Copy the records below exactly, leaving out any pictures.

------------------------------------------------

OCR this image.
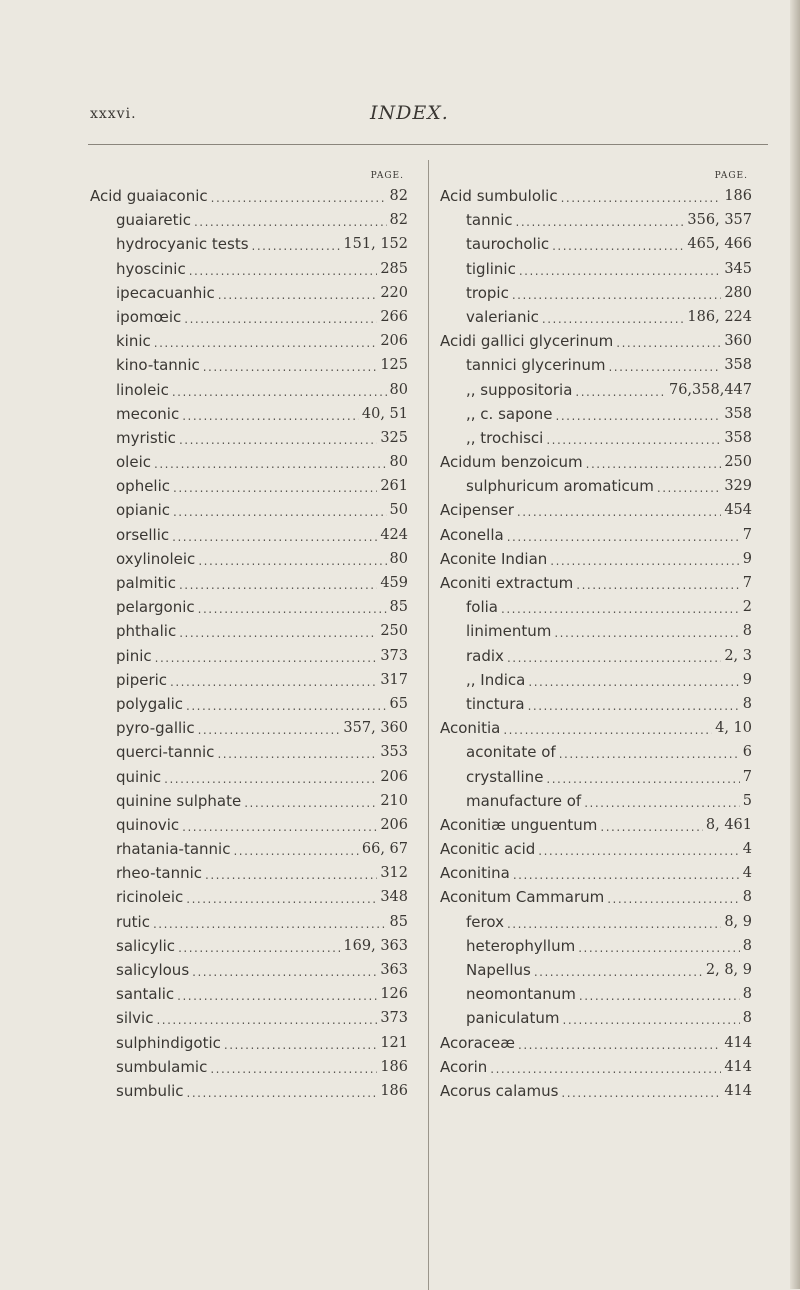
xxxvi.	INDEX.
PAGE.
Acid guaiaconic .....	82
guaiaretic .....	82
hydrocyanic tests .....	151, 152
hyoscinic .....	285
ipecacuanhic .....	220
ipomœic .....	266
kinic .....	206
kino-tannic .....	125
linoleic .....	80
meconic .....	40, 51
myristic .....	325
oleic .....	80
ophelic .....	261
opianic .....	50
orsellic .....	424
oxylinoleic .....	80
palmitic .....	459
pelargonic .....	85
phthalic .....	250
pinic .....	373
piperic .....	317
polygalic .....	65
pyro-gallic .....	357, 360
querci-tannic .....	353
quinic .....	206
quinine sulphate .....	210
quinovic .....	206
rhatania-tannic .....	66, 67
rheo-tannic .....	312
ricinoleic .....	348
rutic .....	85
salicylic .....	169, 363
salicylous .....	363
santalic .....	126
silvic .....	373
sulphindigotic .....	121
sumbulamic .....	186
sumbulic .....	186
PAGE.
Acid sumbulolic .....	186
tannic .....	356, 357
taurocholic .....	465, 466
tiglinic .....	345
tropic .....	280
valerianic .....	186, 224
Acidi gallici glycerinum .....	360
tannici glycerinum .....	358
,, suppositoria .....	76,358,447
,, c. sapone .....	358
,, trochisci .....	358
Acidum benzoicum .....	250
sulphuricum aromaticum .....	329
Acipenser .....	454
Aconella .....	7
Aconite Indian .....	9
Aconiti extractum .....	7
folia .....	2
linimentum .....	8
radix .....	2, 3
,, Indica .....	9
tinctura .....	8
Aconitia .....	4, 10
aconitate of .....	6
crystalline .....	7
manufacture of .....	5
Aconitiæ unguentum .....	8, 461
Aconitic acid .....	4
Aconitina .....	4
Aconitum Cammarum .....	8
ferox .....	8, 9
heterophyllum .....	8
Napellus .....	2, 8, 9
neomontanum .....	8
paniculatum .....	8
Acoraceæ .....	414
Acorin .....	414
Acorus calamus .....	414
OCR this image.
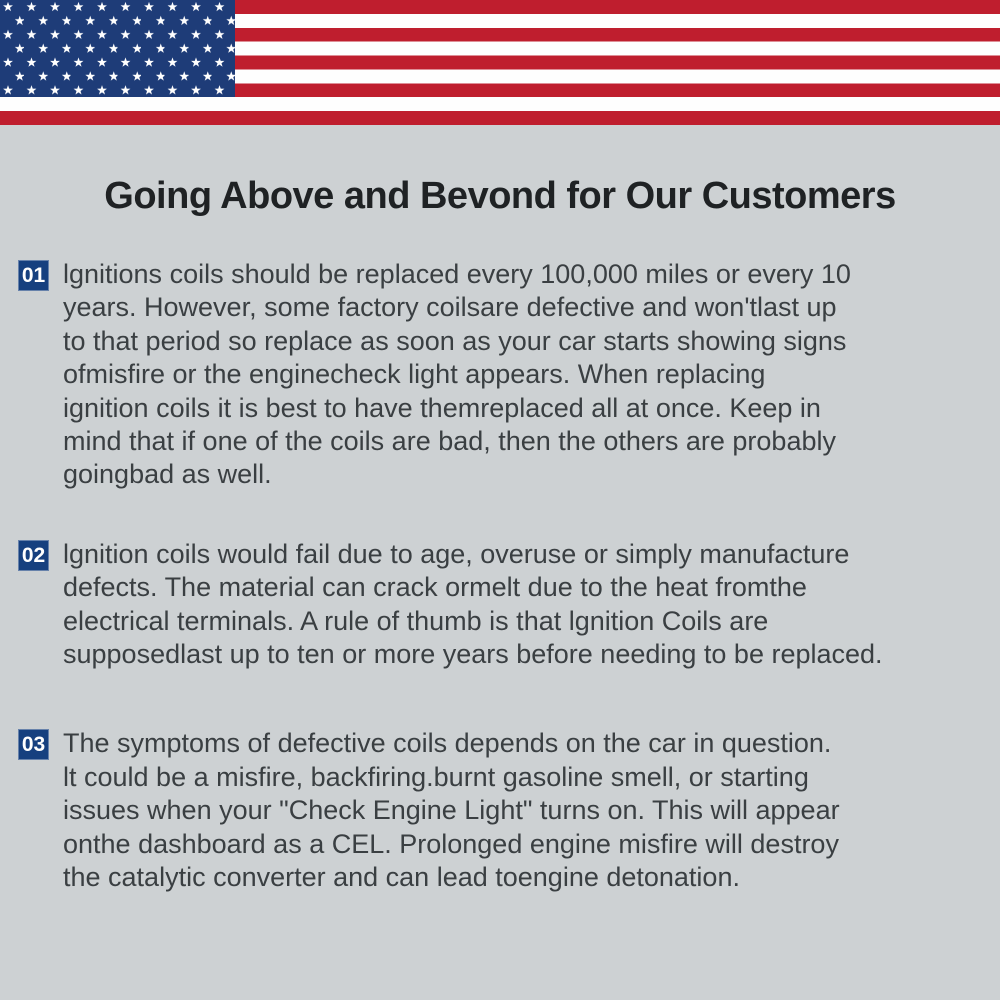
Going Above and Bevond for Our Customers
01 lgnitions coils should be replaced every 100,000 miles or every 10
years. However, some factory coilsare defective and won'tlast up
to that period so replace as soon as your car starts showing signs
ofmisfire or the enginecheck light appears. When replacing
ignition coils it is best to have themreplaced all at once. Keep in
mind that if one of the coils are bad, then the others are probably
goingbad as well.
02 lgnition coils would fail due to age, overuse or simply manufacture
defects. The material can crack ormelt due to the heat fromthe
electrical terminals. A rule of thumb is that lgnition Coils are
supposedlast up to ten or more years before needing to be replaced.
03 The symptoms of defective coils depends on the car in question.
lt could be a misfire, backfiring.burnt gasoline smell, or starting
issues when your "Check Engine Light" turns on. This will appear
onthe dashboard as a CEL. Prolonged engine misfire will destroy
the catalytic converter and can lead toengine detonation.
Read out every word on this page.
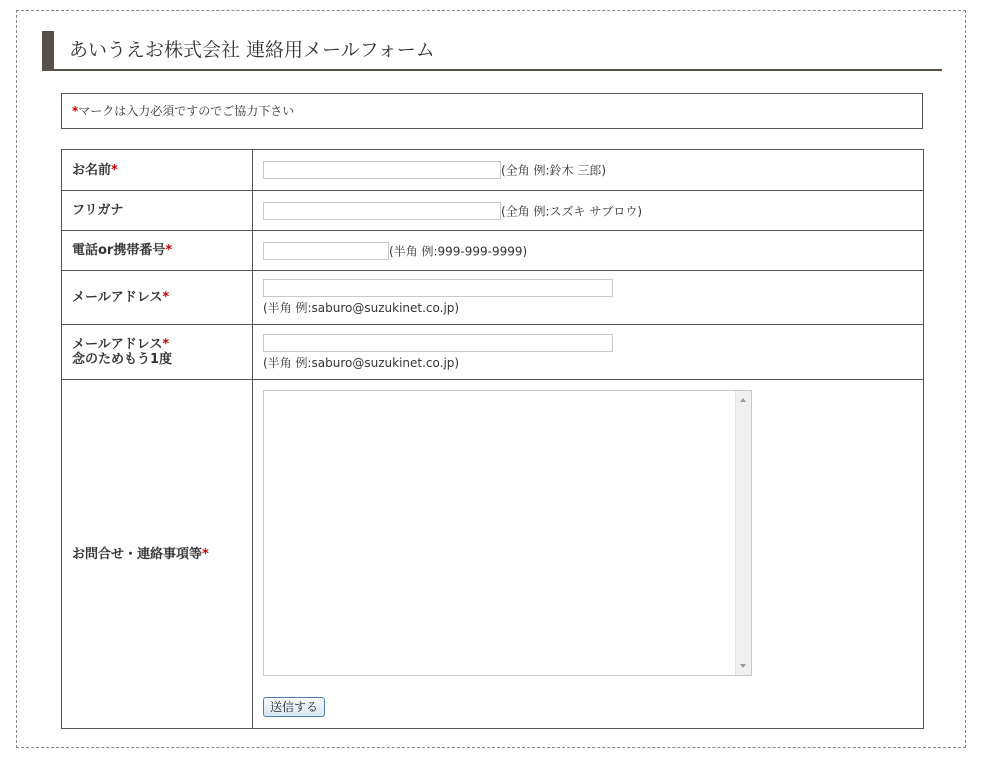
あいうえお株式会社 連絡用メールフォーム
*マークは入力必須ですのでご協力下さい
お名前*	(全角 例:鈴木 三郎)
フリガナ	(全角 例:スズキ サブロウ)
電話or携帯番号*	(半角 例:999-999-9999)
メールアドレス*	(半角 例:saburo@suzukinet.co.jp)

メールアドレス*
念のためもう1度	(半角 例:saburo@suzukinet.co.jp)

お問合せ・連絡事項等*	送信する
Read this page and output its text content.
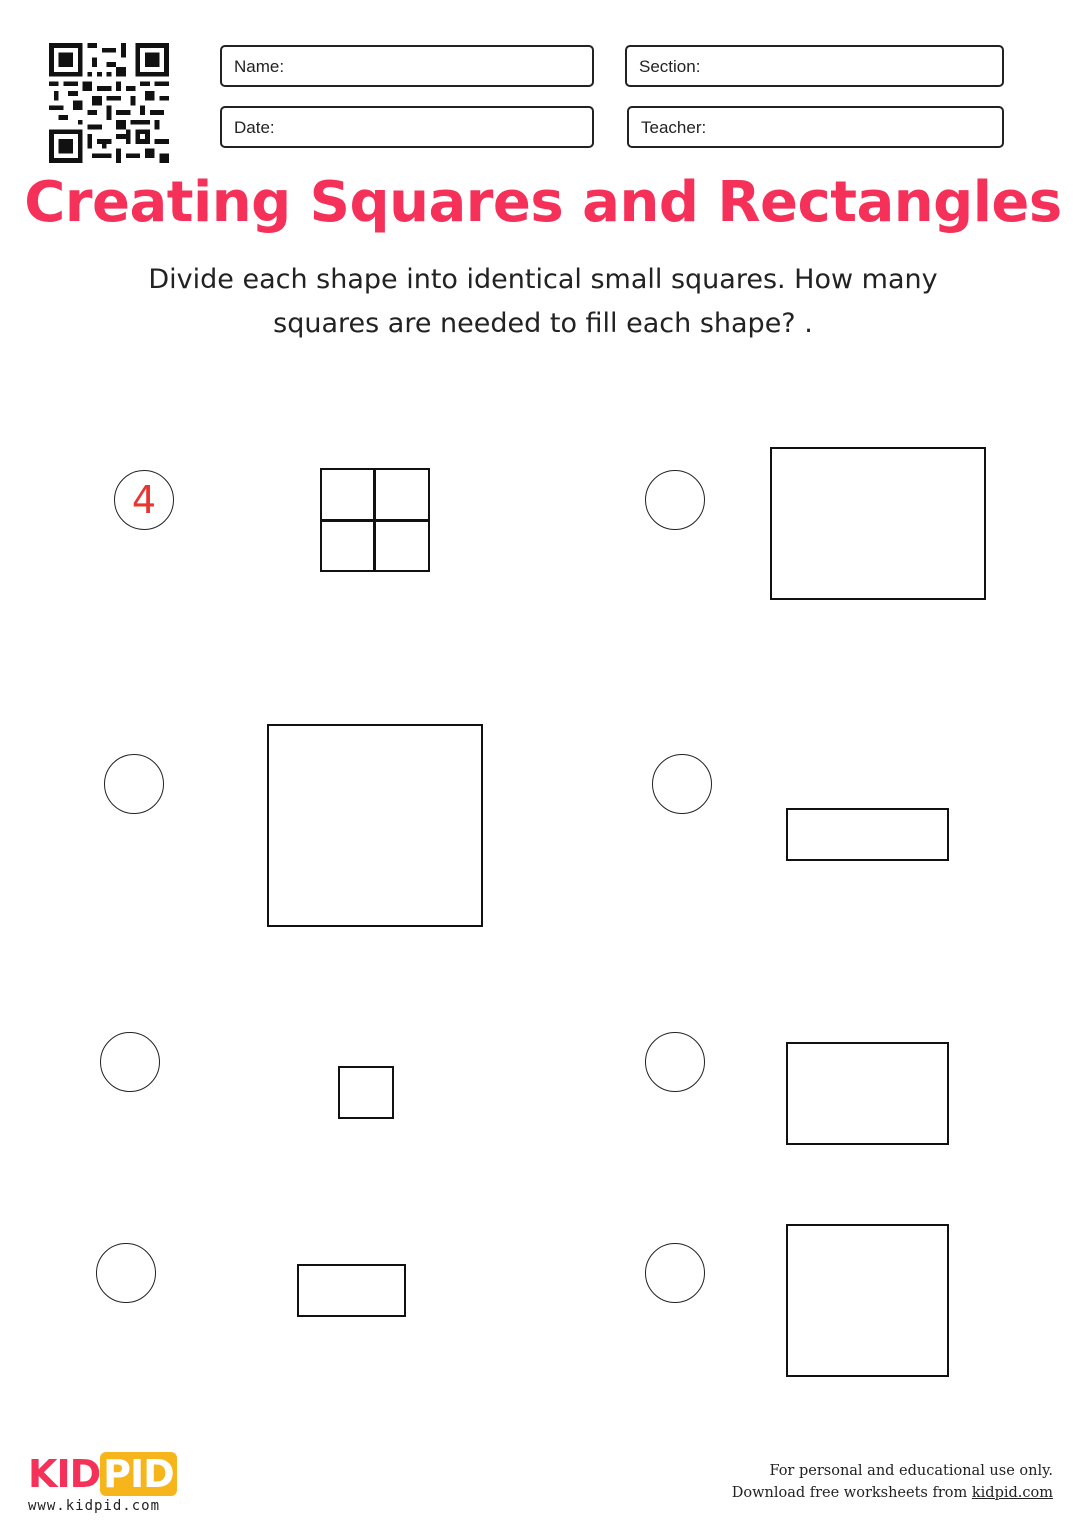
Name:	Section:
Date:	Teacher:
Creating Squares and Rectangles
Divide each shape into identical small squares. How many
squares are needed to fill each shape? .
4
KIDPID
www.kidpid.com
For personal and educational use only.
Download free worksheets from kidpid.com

------------------------------------------------

■ THE RESULT:
OCR this image.
xxxvi.	INDEX.
PAGE.
Acid guaiaconic .....	82
guaiaretic .....	82
hydrocyanic tests .....	151, 152
hyoscinic .....	285
ipecacuanhic .....	220
ipomœic .....	266
kinic .....	206
kino-tannic .....	125
linoleic .....	80
meconic .....	40, 51
myristic .....	325
oleic .....	80
ophelic .....	261
opianic .....	50
orsellic .....	424
oxylinoleic .....	80
palmitic .....	459
pelargonic .....	85
phthalic .....	250
pinic .....	373
piperic .....	317
polygalic .....	65
pyro-gallic .....	357, 360
querci-tannic .....	353
quinic .....	206
quinine sulphate .....	210
quinovic .....	206
rhatania-tannic .....	66, 67
rheo-tannic .....	312
ricinoleic .....	348
rutic .....	85
salicylic .....	169, 363
salicylous .....	363
santalic .....	126
silvic .....	373
sulphindigotic .....	121
sumbulamic .....	186
sumbulic .....	186
PAGE.
Acid sumbulolic .....	186
tannic .....	356, 357
taurocholic .....	465, 466
tiglinic .....	345
tropic .....	280
valerianic .....	186, 224
Acidi gallici glycerinum .....	360
tannici glycerinum .....	358
,, suppositoria .....	76,358,447
,, c. sapone .....	358
,, trochisci .....	358
Acidum benzoicum .....	250
sulphuricum aromaticum .....	329
Acipenser .....	454
Aconella .....	7
Aconite Indian .....	9
Aconiti extractum .....	7
folia .....	2
linimentum .....	8
radix .....	2, 3
,, Indica .....	9
tinctura .....	8
Aconitia .....	4, 10
aconitate of .....	6
crystalline .....	7
manufacture of .....	5
Aconitiæ unguentum .....	8, 461
Aconitic acid .....	4
Aconitina .....	4
Aconitum Cammarum .....	8
ferox .....	8, 9
heterophyllum .....	8
Napellus .....	2, 8, 9
neomontanum .....	8
paniculatum .....	8
Acoraceæ .....	414
Acorin .....	414
Acorus calamus .....	414
OCR this image.
Going Above and Bevond for Our Customers
01 lgnitions coils should be replaced every 100,000 miles or every 10
years. However, some factory coilsare defective and won'tlast up
to that period so replace as soon as your car starts showing signs
ofmisfire or the enginecheck light appears. When replacing
ignition coils it is best to have themreplaced all at once. Keep in
mind that if one of the coils are bad, then the others are probably
goingbad as well.
02 lgnition coils would fail due to age, overuse or simply manufacture
defects. The material can crack ormelt due to the heat fromthe
electrical terminals. A rule of thumb is that lgnition Coils are
supposedlast up to ten or more years before needing to be replaced.
03 The symptoms of defective coils depends on the car in question.
lt could be a misfire, backfiring.burnt gasoline smell, or starting
issues when your "Check Engine Light" turns on. This will appear
onthe dashboard as a CEL. Prolonged engine misfire will destroy
the catalytic converter and can lead toengine detonation.
Read out every word on this page.
あいうえお株式会社 連絡用メールフォーム
*マークは入力必須ですのでご協力下さい
お名前*	(全角 例:鈴木 三郎)
フリガナ	(全角 例:スズキ サブロウ)
電話or携帯番号*	(半角 例:999-999-9999)
メールアドレス*	(半角 例:saburo@suzukinet.co.jp)

メールアドレス*
念のためもう1度	(半角 例:saburo@suzukinet.co.jp)

お問合せ・連絡事項等*	送信する
Read this page and output its text content.
Name:	Section:
Date:	Teacher:
Creating Squares and Rectangles
Divide each shape into identical small squares. How many
squares are needed to fill each shape? .
4
KIDPID
www.kidpid.com
For personal and educational use only.
Download free worksheets from kidpid.com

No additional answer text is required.